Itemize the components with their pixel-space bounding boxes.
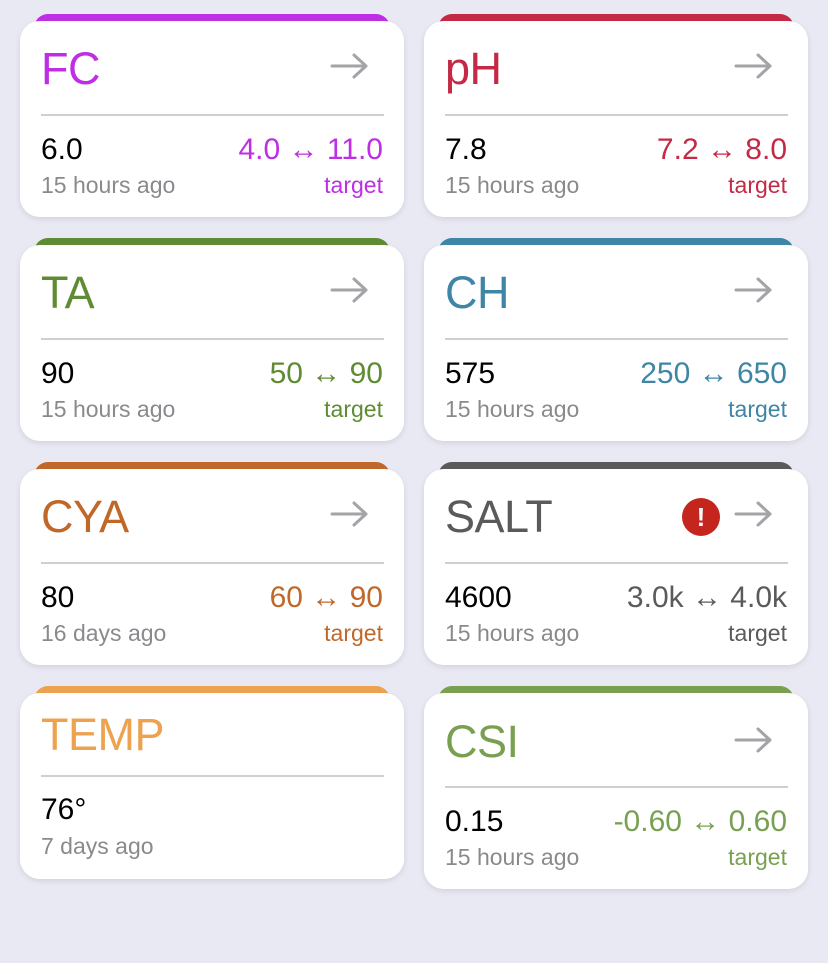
target-range: 3.0k ↔ 4.0k xyxy=(626,581,787,614)
divider xyxy=(445,786,788,788)
card-title: pH xyxy=(445,43,502,94)
target-range: 50 ↔ 90 xyxy=(269,357,383,390)
arrow-right-icon[interactable] xyxy=(330,499,370,529)
arrow-right-icon[interactable] xyxy=(734,725,774,755)
arrow-right-icon[interactable] xyxy=(330,275,370,305)
reading-value: 76° xyxy=(41,793,87,826)
card-body: TA 90 15 hours ago 50 ↔ 90 target xyxy=(20,245,404,441)
divider xyxy=(41,338,384,340)
target-label: target xyxy=(324,172,383,198)
reading-value: 6.0 xyxy=(41,133,83,166)
card-body: FC 6.0 15 hours ago 4.0 ↔ 11.0 target xyxy=(20,21,404,217)
arrow-right-icon[interactable] xyxy=(734,499,774,529)
reading-value: 0.15 xyxy=(445,805,504,838)
card-ta[interactable]: TA 90 15 hours ago 50 ↔ 90 target xyxy=(20,238,404,441)
arrow-right-icon[interactable] xyxy=(330,51,370,81)
card-body: pH 7.8 15 hours ago 7.2 ↔ 8.0 target xyxy=(424,21,808,217)
target-range: 4.0 ↔ 11.0 xyxy=(238,133,383,166)
card-title: CH xyxy=(445,267,510,318)
reading-time: 7 days ago xyxy=(41,833,154,859)
target-range: -0.60 ↔ 0.60 xyxy=(613,805,787,838)
divider xyxy=(445,114,788,116)
card-title: FC xyxy=(41,43,101,94)
divider xyxy=(41,562,384,564)
target-label: target xyxy=(728,172,787,198)
divider xyxy=(445,338,788,340)
card-body: SALT ! 4600 15 hours ago 3.0k ↔ 4.0k tar… xyxy=(424,469,808,665)
card-temp[interactable]: TEMP 76° 7 days ago xyxy=(20,686,404,879)
card-title: CSI xyxy=(445,716,519,767)
alert-icon[interactable]: ! xyxy=(682,498,720,536)
chemistry-cards-grid: FC 6.0 15 hours ago 4.0 ↔ 11.0 target pH… xyxy=(0,0,828,963)
card-salt[interactable]: SALT ! 4600 15 hours ago 3.0k ↔ 4.0k tar… xyxy=(424,462,808,665)
reading-value: 7.8 xyxy=(445,133,487,166)
card-body: CH 575 15 hours ago 250 ↔ 650 target xyxy=(424,245,808,441)
card-csi[interactable]: CSI 0.15 15 hours ago -0.60 ↔ 0.60 targe… xyxy=(424,686,808,889)
target-label: target xyxy=(324,396,383,422)
reading-time: 15 hours ago xyxy=(41,396,176,422)
card-ph[interactable]: pH 7.8 15 hours ago 7.2 ↔ 8.0 target xyxy=(424,14,808,217)
card-body: CSI 0.15 15 hours ago -0.60 ↔ 0.60 targe… xyxy=(424,693,808,889)
arrow-right-icon[interactable] xyxy=(734,275,774,305)
reading-time: 15 hours ago xyxy=(41,172,176,198)
reading-time: 15 hours ago xyxy=(445,172,580,198)
divider xyxy=(41,114,384,116)
target-range: 60 ↔ 90 xyxy=(269,581,383,614)
reading-value: 80 xyxy=(41,581,75,614)
card-title: SALT xyxy=(445,491,553,542)
target-label: target xyxy=(728,844,787,870)
target-range: 250 ↔ 650 xyxy=(640,357,787,390)
arrow-right-icon[interactable] xyxy=(734,51,774,81)
divider xyxy=(445,562,788,564)
card-body: TEMP 76° 7 days ago xyxy=(20,693,404,879)
card-title: TA xyxy=(41,267,95,318)
target-label: target xyxy=(728,620,787,646)
card-fc[interactable]: FC 6.0 15 hours ago 4.0 ↔ 11.0 target xyxy=(20,14,404,217)
reading-time: 15 hours ago xyxy=(445,396,580,422)
card-title: TEMP xyxy=(41,709,165,760)
target-label: target xyxy=(728,396,787,422)
target-label: target xyxy=(324,620,383,646)
reading-time: 16 days ago xyxy=(41,620,167,646)
reading-time: 15 hours ago xyxy=(445,620,580,646)
divider xyxy=(41,775,384,777)
reading-value: 575 xyxy=(445,357,496,390)
card-title: CYA xyxy=(41,491,129,542)
reading-value: 4600 xyxy=(445,581,512,614)
card-ch[interactable]: CH 575 15 hours ago 250 ↔ 650 target xyxy=(424,238,808,441)
target-range: 7.2 ↔ 8.0 xyxy=(656,133,787,166)
reading-time: 15 hours ago xyxy=(445,844,580,870)
card-body: CYA 80 16 days ago 60 ↔ 90 target xyxy=(20,469,404,665)
card-cya[interactable]: CYA 80 16 days ago 60 ↔ 90 target xyxy=(20,462,404,665)
reading-value: 90 xyxy=(41,357,75,390)
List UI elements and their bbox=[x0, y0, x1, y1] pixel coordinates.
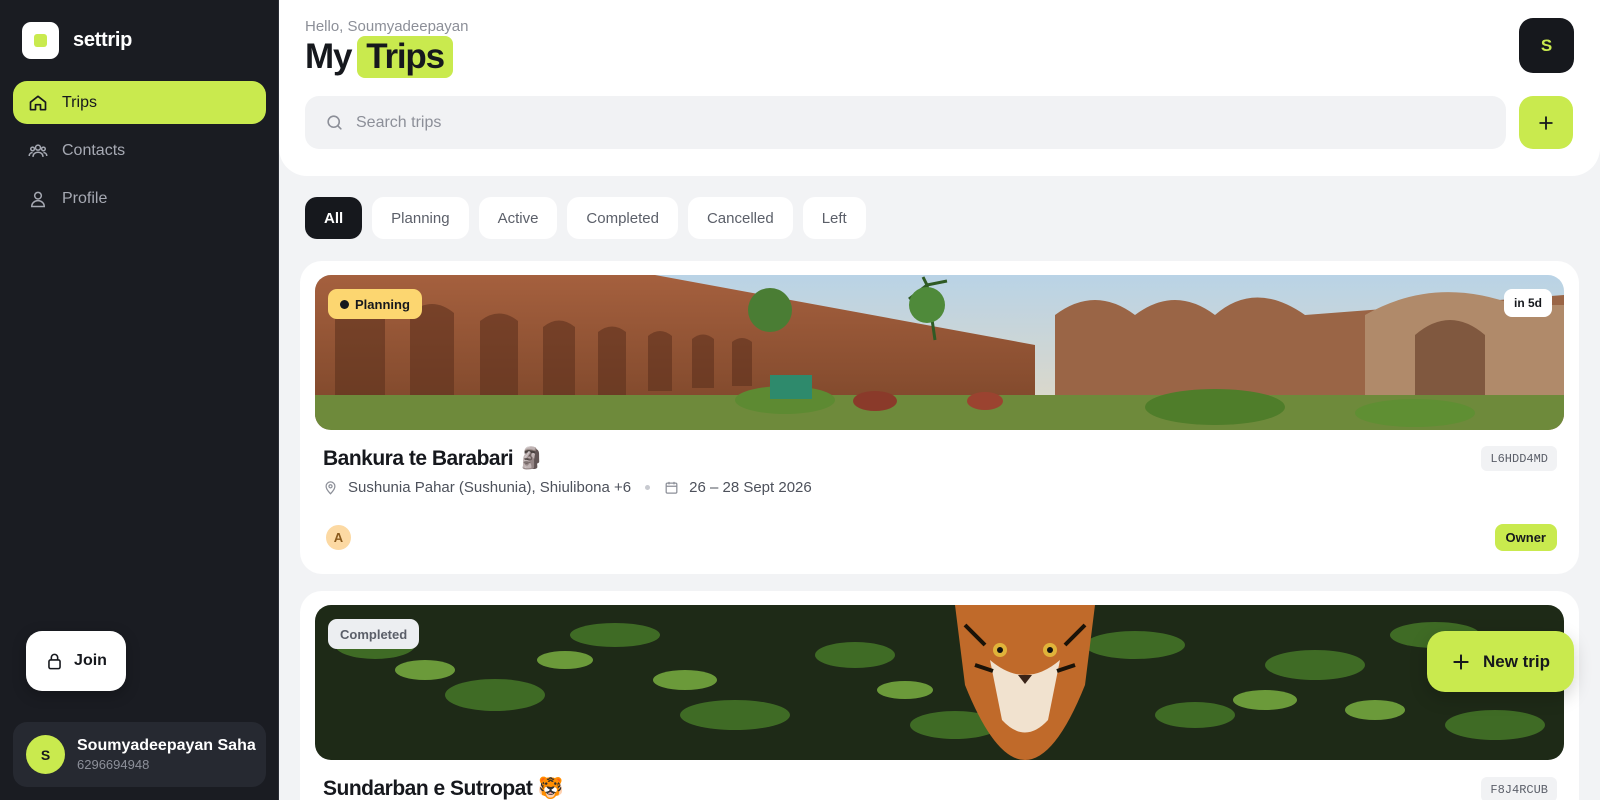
add-trip-button[interactable] bbox=[1519, 96, 1573, 149]
brand[interactable]: settrip bbox=[22, 22, 132, 59]
location-pin-icon bbox=[325, 481, 336, 495]
avatar: S bbox=[26, 735, 65, 774]
new-trip-button[interactable]: New trip bbox=[1427, 631, 1574, 692]
member-avatar: A bbox=[324, 523, 353, 552]
trip-places: Sushunia Pahar (Sushunia), Shiulibona +6 bbox=[348, 479, 632, 496]
filter-chip-cancelled[interactable]: Cancelled bbox=[687, 197, 793, 239]
status-badge: Planning bbox=[328, 289, 422, 319]
search-bar bbox=[305, 96, 1506, 149]
user-info: Soumyadeepayan Saha 6296694948 bbox=[77, 737, 256, 772]
sidebar-item-trips[interactable]: Trips bbox=[13, 81, 266, 124]
sidebar-item-label: Contacts bbox=[62, 141, 126, 159]
trip-dates: 26 – 28 Sept 2026 bbox=[689, 479, 812, 496]
join-label: Join bbox=[74, 652, 107, 669]
sidebar: settrip Trips Contacts Profile Join S So… bbox=[0, 0, 279, 800]
greeting: Hello, Soumyadeepayan bbox=[305, 18, 469, 35]
trip-title: Sundarban e Sutropat 🐯 bbox=[323, 777, 564, 800]
plus-icon bbox=[1539, 115, 1553, 130]
countdown-badge: in 5d bbox=[1503, 289, 1552, 317]
role-badge: Owner bbox=[1494, 524, 1557, 551]
brand-name: settrip bbox=[73, 29, 133, 51]
page-title-prefix: My bbox=[305, 37, 352, 76]
page-title-highlight: Trips bbox=[357, 36, 453, 78]
status-dot bbox=[340, 299, 349, 309]
new-trip-label: New trip bbox=[1482, 651, 1551, 671]
search-input[interactable] bbox=[356, 113, 1456, 132]
status-label: Planning bbox=[355, 296, 410, 312]
user-phone: 6296694948 bbox=[77, 757, 150, 772]
filter-chip-left[interactable]: Left bbox=[802, 197, 866, 239]
lock-icon bbox=[48, 653, 61, 669]
trip-card[interactable]: Planning in 5d Bankura te Barabari 🗿 L6H… bbox=[300, 261, 1579, 574]
filter-chip-active[interactable]: Active bbox=[478, 197, 558, 239]
sidebar-nav: Trips Contacts Profile bbox=[13, 81, 266, 225]
trip-cover-image: Completed bbox=[315, 605, 1564, 760]
search-icon bbox=[327, 115, 342, 130]
page-title: My Trips bbox=[305, 36, 453, 78]
users-icon bbox=[28, 143, 48, 157]
sidebar-item-profile[interactable]: Profile bbox=[13, 177, 266, 220]
trip-card[interactable]: Completed Sundarban e Sutropat 🐯 F8J4RCU… bbox=[300, 591, 1579, 800]
status-badge: Completed bbox=[328, 619, 420, 649]
logo-icon bbox=[22, 22, 59, 59]
user-icon bbox=[30, 191, 46, 207]
status-filters: All Planning Active Completed Cancelled … bbox=[305, 197, 866, 239]
calendar-icon bbox=[665, 481, 678, 494]
user-card[interactable]: S Soumyadeepayan Saha 6296694948 bbox=[13, 722, 266, 787]
trip-code[interactable]: F8J4RCUB bbox=[1481, 777, 1557, 800]
filter-chip-completed[interactable]: Completed bbox=[567, 197, 678, 239]
sidebar-item-contacts[interactable]: Contacts bbox=[13, 129, 266, 172]
filter-chip-all[interactable]: All bbox=[305, 197, 363, 239]
sidebar-item-label: Trips bbox=[62, 93, 97, 111]
trip-cover-image: Planning in 5d bbox=[315, 275, 1564, 430]
meta-separator bbox=[645, 485, 651, 490]
plus-icon bbox=[1453, 653, 1469, 670]
user-name: Soumyadeepayan Saha bbox=[77, 737, 256, 754]
header: Hello, Soumyadeepayan My Trips S bbox=[279, 0, 1600, 176]
join-button[interactable]: Join bbox=[26, 631, 126, 691]
sidebar-item-label: Profile bbox=[62, 189, 108, 207]
profile-avatar-button[interactable]: S bbox=[1519, 18, 1574, 73]
home-icon bbox=[29, 95, 47, 110]
trip-meta: Sushunia Pahar (Sushunia), Shiulibona +6… bbox=[323, 479, 812, 496]
trip-code[interactable]: L6HDD4MD bbox=[1481, 446, 1557, 471]
trip-title: Bankura te Barabari 🗿 bbox=[323, 447, 545, 470]
filter-chip-planning[interactable]: Planning bbox=[372, 197, 469, 239]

▶ [Given instruction] Print the lines from the one containing "target-range: 3.0k ↔" through the one containing "target-range: 4.0 ↔" without changing anything.

▶ [Answer to the exercise]
target-range: 3.0k ↔ 4.0k xyxy=(626,581,787,614)
divider xyxy=(445,786,788,788)
card-title: pH xyxy=(445,43,502,94)
target-range: 50 ↔ 90 xyxy=(269,357,383,390)
arrow-right-icon[interactable] xyxy=(330,499,370,529)
arrow-right-icon[interactable] xyxy=(734,725,774,755)
arrow-right-icon[interactable] xyxy=(330,275,370,305)
reading-value: 76° xyxy=(41,793,87,826)
card-body: TA 90 15 hours ago 50 ↔ 90 target xyxy=(20,245,404,441)
divider xyxy=(41,338,384,340)
target-label: target xyxy=(324,172,383,198)
reading-value: 6.0 xyxy=(41,133,83,166)
card-body: FC 6.0 15 hours ago 4.0 ↔ 11.0 target xyxy=(20,21,404,217)
arrow-right-icon[interactable] xyxy=(734,499,774,529)
reading-value: 0.15 xyxy=(445,805,504,838)
card-ta[interactable]: TA 90 15 hours ago 50 ↔ 90 target xyxy=(20,238,404,441)
arrow-right-icon[interactable] xyxy=(330,51,370,81)
card-body: pH 7.8 15 hours ago 7.2 ↔ 8.0 target xyxy=(424,21,808,217)
target-range: 4.0 ↔ 11.0 xyxy=(238,133,383,166)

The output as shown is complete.